DATASET:
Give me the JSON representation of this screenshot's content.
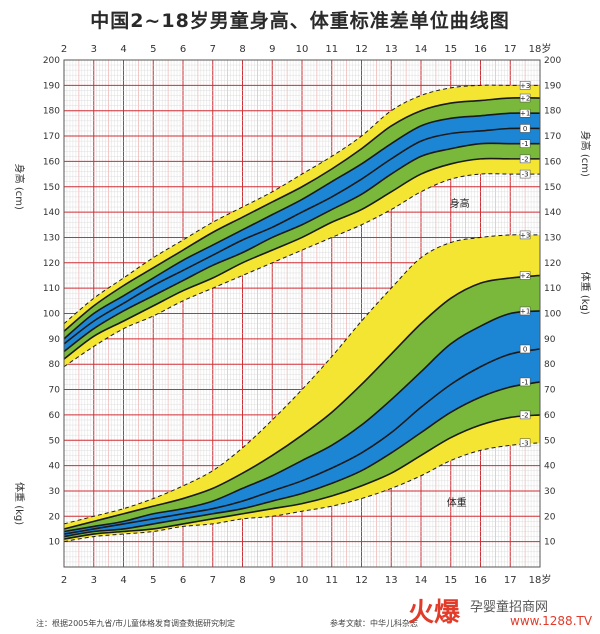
{
  "title": "中国2~18岁男童身高、体重标准差单位曲线图",
  "colors": {
    "yellow": "#f4e533",
    "green": "#79b83a",
    "blue": "#1d86d4",
    "grid": "#d7d7d7",
    "minor": "#f0b0b0",
    "major": "#cf2f35"
  },
  "chart_data": {
    "type": "line",
    "title": "中国2~18岁男童身高、体重标准差单位曲线图",
    "x_ticks": [
      "2",
      "3",
      "4",
      "5",
      "6",
      "7",
      "8",
      "9",
      "10",
      "11",
      "12",
      "13",
      "14",
      "15",
      "16",
      "17",
      "18岁"
    ],
    "y_ticks": [
      "10",
      "20",
      "30",
      "40",
      "50",
      "60",
      "70",
      "80",
      "90",
      "100",
      "110",
      "120",
      "130",
      "140",
      "150",
      "160",
      "170",
      "180",
      "190",
      "200"
    ],
    "height_axis_label": "身高 (cm)",
    "weight_axis_label": "体重 (kg)",
    "sd_labels": [
      "+3",
      "+2",
      "+1",
      "0",
      "-1",
      "-2",
      "-3"
    ],
    "x": [
      2,
      3,
      4,
      5,
      6,
      7,
      8,
      9,
      10,
      11,
      12,
      13,
      14,
      15,
      16,
      17,
      18
    ],
    "height": {
      "label": "身高",
      "series": [
        {
          "name": "+3",
          "values": [
            96,
            106,
            114,
            122,
            129,
            136,
            142,
            148,
            155,
            162,
            170,
            180,
            186,
            189,
            190,
            190,
            190
          ]
        },
        {
          "name": "+2",
          "values": [
            93,
            103,
            111,
            118,
            125,
            132,
            138,
            144,
            150,
            157,
            165,
            174,
            180,
            183,
            184,
            185,
            185
          ]
        },
        {
          "name": "+1",
          "values": [
            90,
            100,
            107,
            114,
            121,
            127,
            133,
            139,
            145,
            152,
            159,
            167,
            174,
            177,
            178,
            179,
            179
          ]
        },
        {
          "name": "0",
          "values": [
            88,
            97,
            104,
            111,
            117,
            123,
            129,
            134,
            140,
            146,
            153,
            161,
            168,
            171,
            172,
            173,
            173
          ]
        },
        {
          "name": "-1",
          "values": [
            85,
            94,
            101,
            107,
            113,
            119,
            124,
            130,
            135,
            141,
            147,
            155,
            162,
            165,
            167,
            167,
            167
          ]
        },
        {
          "name": "-2",
          "values": [
            82,
            91,
            97,
            103,
            109,
            114,
            120,
            125,
            130,
            136,
            141,
            148,
            155,
            159,
            161,
            161,
            161
          ]
        },
        {
          "name": "-3",
          "values": [
            79,
            87,
            94,
            99,
            105,
            110,
            115,
            120,
            125,
            130,
            135,
            141,
            148,
            153,
            155,
            155,
            155
          ]
        }
      ]
    },
    "weight": {
      "label": "体重",
      "series": [
        {
          "name": "+3",
          "values": [
            17,
            20,
            23,
            27,
            32,
            38,
            47,
            58,
            70,
            83,
            97,
            110,
            122,
            128,
            130,
            131,
            131
          ]
        },
        {
          "name": "+2",
          "values": [
            15,
            18,
            21,
            24,
            27,
            31,
            37,
            44,
            52,
            61,
            72,
            84,
            96,
            106,
            112,
            114,
            115
          ]
        },
        {
          "name": "+1",
          "values": [
            14,
            16,
            18,
            21,
            23,
            26,
            31,
            36,
            42,
            48,
            56,
            66,
            77,
            88,
            95,
            100,
            101
          ]
        },
        {
          "name": "0",
          "values": [
            13,
            15,
            17,
            19,
            21,
            23,
            26,
            30,
            34,
            39,
            45,
            53,
            63,
            72,
            79,
            84,
            86
          ]
        },
        {
          "name": "-1",
          "values": [
            12,
            14,
            15,
            17,
            19,
            21,
            23,
            26,
            29,
            33,
            38,
            45,
            53,
            61,
            67,
            71,
            73
          ]
        },
        {
          "name": "-2",
          "values": [
            11,
            13,
            14,
            15,
            17,
            19,
            21,
            23,
            25,
            28,
            32,
            37,
            44,
            51,
            56,
            59,
            60
          ]
        },
        {
          "name": "-3",
          "values": [
            10,
            12,
            13,
            14,
            16,
            17,
            19,
            20,
            22,
            24,
            27,
            31,
            36,
            42,
            46,
            48,
            49
          ]
        }
      ]
    },
    "xlim": [
      2,
      18
    ],
    "ylim": [
      0,
      200
    ],
    "grid": true
  },
  "footer": {
    "left": "注：根据2005年九省/市儿童体格发育调查数据研究制定",
    "right": "参考文献：中华儿科杂志"
  },
  "watermark": {
    "logo": "火爆",
    "text": "孕婴童招商网",
    "url": "www.1288.TV"
  }
}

INSTRUCTION:
Quote each entry above verbatim and drop the pictures.

CORRECT RESULT:
Give me the JSON representation of this screenshot's content.
{
  "title": "中国2~18岁男童身高、体重标准差单位曲线图",
  "colors": {
    "yellow": "#f4e533",
    "green": "#79b83a",
    "blue": "#1d86d4",
    "grid": "#d7d7d7",
    "minor": "#f0b0b0",
    "major": "#cf2f35"
  },
  "chart_data": {
    "type": "line",
    "title": "中国2~18岁男童身高、体重标准差单位曲线图",
    "x_ticks": [
      "2",
      "3",
      "4",
      "5",
      "6",
      "7",
      "8",
      "9",
      "10",
      "11",
      "12",
      "13",
      "14",
      "15",
      "16",
      "17",
      "18岁"
    ],
    "y_ticks": [
      "10",
      "20",
      "30",
      "40",
      "50",
      "60",
      "70",
      "80",
      "90",
      "100",
      "110",
      "120",
      "130",
      "140",
      "150",
      "160",
      "170",
      "180",
      "190",
      "200"
    ],
    "height_axis_label": "身高 (cm)",
    "weight_axis_label": "体重 (kg)",
    "sd_labels": [
      "+3",
      "+2",
      "+1",
      "0",
      "-1",
      "-2",
      "-3"
    ],
    "x": [
      2,
      3,
      4,
      5,
      6,
      7,
      8,
      9,
      10,
      11,
      12,
      13,
      14,
      15,
      16,
      17,
      18
    ],
    "height": {
      "label": "身高",
      "series": [
        {
          "name": "+3",
          "values": [
            96,
            106,
            114,
            122,
            129,
            136,
            142,
            148,
            155,
            162,
            170,
            180,
            186,
            189,
            190,
            190,
            190
          ]
        },
        {
          "name": "+2",
          "values": [
            93,
            103,
            111,
            118,
            125,
            132,
            138,
            144,
            150,
            157,
            165,
            174,
            180,
            183,
            184,
            185,
            185
          ]
        },
        {
          "name": "+1",
          "values": [
            90,
            100,
            107,
            114,
            121,
            127,
            133,
            139,
            145,
            152,
            159,
            167,
            174,
            177,
            178,
            179,
            179
          ]
        },
        {
          "name": "0",
          "values": [
            88,
            97,
            104,
            111,
            117,
            123,
            129,
            134,
            140,
            146,
            153,
            161,
            168,
            171,
            172,
            173,
            173
          ]
        },
        {
          "name": "-1",
          "values": [
            85,
            94,
            101,
            107,
            113,
            119,
            124,
            130,
            135,
            141,
            147,
            155,
            162,
            165,
            167,
            167,
            167
          ]
        },
        {
          "name": "-2",
          "values": [
            82,
            91,
            97,
            103,
            109,
            114,
            120,
            125,
            130,
            136,
            141,
            148,
            155,
            159,
            161,
            161,
            161
          ]
        },
        {
          "name": "-3",
          "values": [
            79,
            87,
            94,
            99,
            105,
            110,
            115,
            120,
            125,
            130,
            135,
            141,
            148,
            153,
            155,
            155,
            155
          ]
        }
      ]
    },
    "weight": {
      "label": "体重",
      "series": [
        {
          "name": "+3",
          "values": [
            17,
            20,
            23,
            27,
            32,
            38,
            47,
            58,
            70,
            83,
            97,
            110,
            122,
            128,
            130,
            131,
            131
          ]
        },
        {
          "name": "+2",
          "values": [
            15,
            18,
            21,
            24,
            27,
            31,
            37,
            44,
            52,
            61,
            72,
            84,
            96,
            106,
            112,
            114,
            115
          ]
        },
        {
          "name": "+1",
          "values": [
            14,
            16,
            18,
            21,
            23,
            26,
            31,
            36,
            42,
            48,
            56,
            66,
            77,
            88,
            95,
            100,
            101
          ]
        },
        {
          "name": "0",
          "values": [
            13,
            15,
            17,
            19,
            21,
            23,
            26,
            30,
            34,
            39,
            45,
            53,
            63,
            72,
            79,
            84,
            86
          ]
        },
        {
          "name": "-1",
          "values": [
            12,
            14,
            15,
            17,
            19,
            21,
            23,
            26,
            29,
            33,
            38,
            45,
            53,
            61,
            67,
            71,
            73
          ]
        },
        {
          "name": "-2",
          "values": [
            11,
            13,
            14,
            15,
            17,
            19,
            21,
            23,
            25,
            28,
            32,
            37,
            44,
            51,
            56,
            59,
            60
          ]
        },
        {
          "name": "-3",
          "values": [
            10,
            12,
            13,
            14,
            16,
            17,
            19,
            20,
            22,
            24,
            27,
            31,
            36,
            42,
            46,
            48,
            49
          ]
        }
      ]
    },
    "xlim": [
      2,
      18
    ],
    "ylim": [
      0,
      200
    ],
    "grid": true
  },
  "footer": {
    "left": "注：根据2005年九省/市儿童体格发育调查数据研究制定",
    "right": "参考文献：中华儿科杂志"
  },
  "watermark": {
    "logo": "火爆",
    "text": "孕婴童招商网",
    "url": "www.1288.TV"
  }
}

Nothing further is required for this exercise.